Family-centred care initiatives include programmes focused on preserving or strengthening the ability of extended or foster families to absorb and effectively care for children without compromising the economic viability of the household and the health and wellbeing of other resident family members.
Community-based care refers to a variety of community initiated 
and/or community led interventions, including family-strengthening, psychosocial support, empowerment, economic development, cash assistance; all provided within the child's own community and within a family or family-like setting. 

Chronic poverty and destitution, illness, stigma or discrimination, HIV and AIDS, and the increasing number of natural disasters, along with ongoing conflict in many countries, mean that more and more children and families need an increasing amount of support to be able to stay together in healthy, happy and safe environments. Many children remain in families unable to offer them adequate care because they are too poor and lack adequate support. Other children end up in poor quality alternative care or on the street.

Institutional care has been shown to cause a wide range of problems for children. Institutional care does not adequately provide the level of positive individual attention from consistent caregivers which is essential for the successful emotional, physical, mental and social development of children. Common issues for children in institutional care are a significantly increased risk of sexual and physical abuse, a lack of stimulation and harsh discipline. Children in institutions are less likely to attend school and are frequently isolated from their traditional communities. Long periods in an institution make it harder for a child to assimilate back into a family and community, and deny them access to the life-long attachments and community support systems that family relationships and communities can provide. For funders and implementing bodies, care in the community is a significantly more effective and sustainable use of resources since it avoids the high maintenance costs of institutions, and prevents many of the problems posed by institutional care.

The current child protection systems in the country are still developing and pose a challenge when there is need to access justice or legal redress. Legal follow up of child rights abuses especially in rural areas and child care institutions is still weak. Provision of appropriate alternative care for abused or neglected children remains a major gap given the inadequacies in Uganda's social welfare system. Despite internationally acknowledged harmful effects of residential care on children s development there are increasing numbers of children being placed in Child Care Institutions (CCIs). There has also been an increase in the number of CCIs, with current estimates standing at up to 800, with 50,000 children in care. Contributing factors include poverty, lack of community understanding of the risks of CCIs, and poor gatekeeping and child safeguarding policies; inadequate monitoring, supervision and regularisation by the government. An assessment of CCIs in 2010 indicated that over 60% of the children admitted were neither orphans nor vulnerable.

▸ PROVIDED MATERIAL
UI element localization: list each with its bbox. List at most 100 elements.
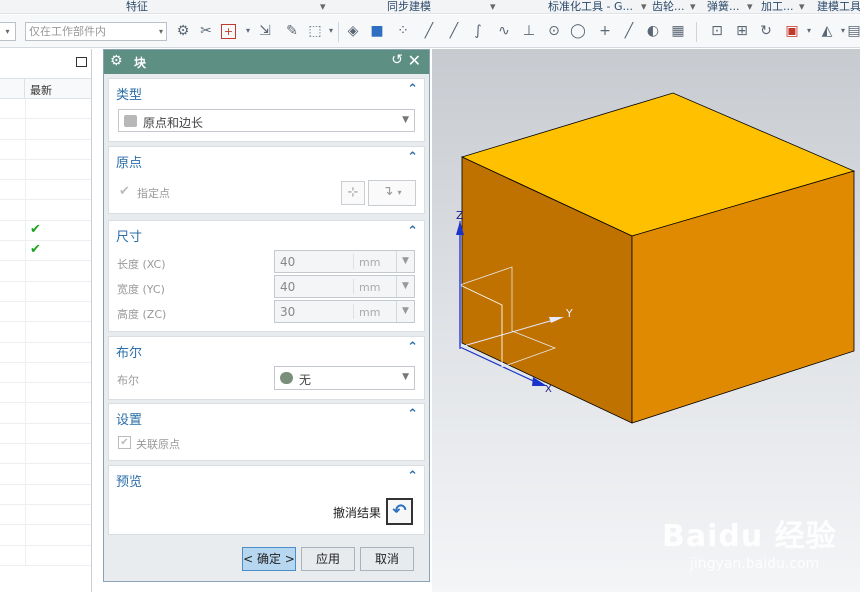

▸ SHORT EXERCISE 1
According to the passage on children's care, why is care in the community a better use of resources for funders and implementing bodies than institutional care?
▸ SHORT EXERCISE 2
Write the next part of the passage on children's care, picking up after its final sentence.

▸ EXPECTED OUTPUT 1
Community care avoids the high maintenance costs of institutions. It also prevents many of the problems that institutional care causes. For both reasons, the passage calls it a significantly more effective and sustainable use of resources.

▸ EXPECTED OUTPUT 2
In November 2009, the International Guidelines on Alternative Care were adopted by the UN. This has created a much more supportive international environment towards family-based care and a clearer consensus about the need to dramatically reduce the use of residential care. The guidelines give priority to the prevention of family separation and abandonment, and to the importance of local family-based care alternatives. There is also growing international, regional and country level action towards tackling both care and protection issues via strengthening national child protection systems and reforming the care system within the broader framework.

Concurrently, the domestic adoption in Uganda has seen dramatic increases in recent years (600 children in 2013), raising concerns for the protection of children and possibly child trafficking. Ministry of Gender, Labour and Social Development in Uganda developed an Alternative Care Framework to enhance the protection of children outside parental care with a strong emphasis on family preservation and reintegration of children back into families.

Expected outcomes

This Call for Proposals aims to promote the national Alternative Care framework and protect children from child abuse in Central, East and Northern Regions in Uganda. It specifically aims to address the following outcomes:

1. Children at risk of child abuse including in CCIs /and children who are victims of child abuse access appropriate support services

2. Families and communities protect children from child abuse including in CCIs and prevention of family separation 

3. Government protects children from child abuse including in CCIs and promotes family strengthening to prevent separation by making or reviewing and adequately implementing laws and policies 

4. Law enforcement agencies convict abusers of children and deinstitutionalise children

5. Civil society organisations protect the rights and best interest of children (specifically children vulnerable to child abuse)

6. Private sector contributes to the wellbeing of children vulnerable to child abuse

Intervention strategies - types of activities

Strategies to be considered by applicants should be in line with the 5 P's strategy of TdH-NL. A minimum of 2 of the 5 P's should be included in the proposed project. Examples of activities (important note: this list is for guidance purposes only and is not exhaustive):

1. Children vulnerable to child abuse including in CCIs and family separation and exploitation are safeguarded/protected and are provided with access to legal aid 

2. Safe child reintegration into the community (including local adoption and fostering), with children enrolled in education or having income generating activities

3. Child protection actors are trained to protect children, coordinate with other government departments, CSOs and the private sector to strengthen child protection referral systems

4. Technical and other support is provided for the effective operationalisation of the Alternative Care Unit (ACU) at the Ministry of Gender, Labour and Social Development (MGLSD) and the district Probation and Social Welfare Departments for effective implementation of the national AC framework 

5. Awareness creation and dialogue with families and communities to prevent unnecessary placements of children in care institutions, participate in child protection and provision of social services

Applicants are invited to indicate innovative approaches that feed into the expected outcomes (i.e. beyond the examples listed above).

Geographical focus

The following areas in Uganda are eligible for funding: Central, East and Northern Regions.

Duration and budget

The initial planned duration of a project should be 33 months, starting on 1 April 2016. 

Contracts will be entered into on yearly basis; the first one to cover 9 months (1 April - 31 December 2016).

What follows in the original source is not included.